* [Excerpted passage]
start
Taking up space without shame


After that accidental discovery of pleasure, I abandoned my bathing suit and began to enter the hot tub naked on a regular basis. In the safety of the women’s changeroom, I slowly became more and more comfortable with the act of consciously taking up space without shame, of showing my body in a way free of all sexual attachments and judgments that could distort the experience of me living within it.

This brings me back to the task at hand: connecting this story to a moment of integrated insight, whose surfacing I credit to practices that teach me to detach from the drama of My Life and let life happen for me without getting in my own way.

Last week, I was blissfully soaking naked in my corner of the hot tub, when I opened my eyes to see another woman, also naked, descending to join me in the water. As I looked up, I detached from everything that distorts my ability to see what’s before me, from the illusions of judgments crafted by our culture and my own wounds. I saw a history of womanhood alive in her skin: the beauty of presence borne by her wrinkles; the fullness of her breasts hanging, weighted by an entanglement of grief and love.

A mixture of exhaustion and hope had taken up residency in the corners of her eyes, and as her feet stepped into the warm waters, childlike joy streamed out of her swollen knees and slid down her shinbones.

I saw her as she presented herself to a heart and eyes willing to see her, without any projections twisting the gift of authentic presence we receive every time we meet another human being—be they naked in the changeroom or fully clothed on the subway. For, however much we try to hide it, who we are, who we’ve been and who we’ll become is always here in our flesh’s embodiments of selfhood, hoping to be seen and accepted without judgment or scorn.

As I looked around me, I saw other women baring themselves. I didn’t see weights or sizes, ages or ethnicities. I saw only the human form in action, mine one of them, floating in the waters of equanimity that are always carrying us with no destination other than where we are in any given moment. Meditation clears the path by teaching me to detach from consuming thought and emotional blinders, and then I’m gifted with moments like this, when detachment occurs out in the world and I exist authentically in a timeless pause of insight.

We need to be aware of what we fear


Female office worker in black, looking at camera as if posing - Naked in the waters of equanimityIn this experience, all I’d been taught about body image by society, family and my past trauma dissolved. This is significant, as I’m someone who teaches feminist theory to university students, in order to critique an industry and history of the male gaze that shapes a collective sense of female identity. It wasn’t until embodied understanding woke me up in my own gym’s hot tub, though, that I could fully understand how unrealistic it is to believe we should be anything other than what we are, who we are and why we are.
end
* [Recorded data]
start
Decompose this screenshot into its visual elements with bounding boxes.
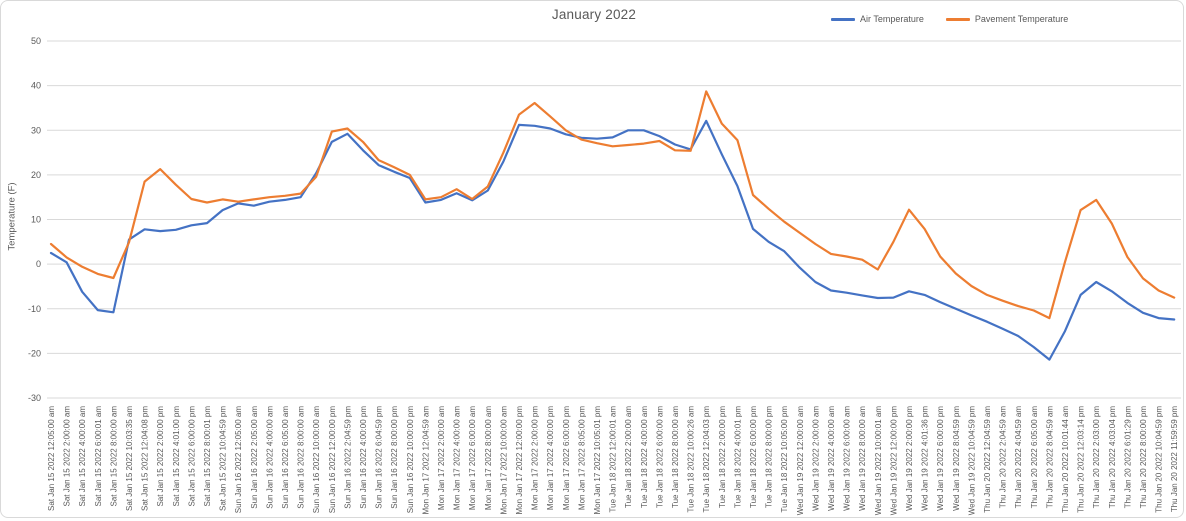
end
* [Aim]
In the hot tub passage, what does the writer teach to university students?

* [Task result]
Feminist theory.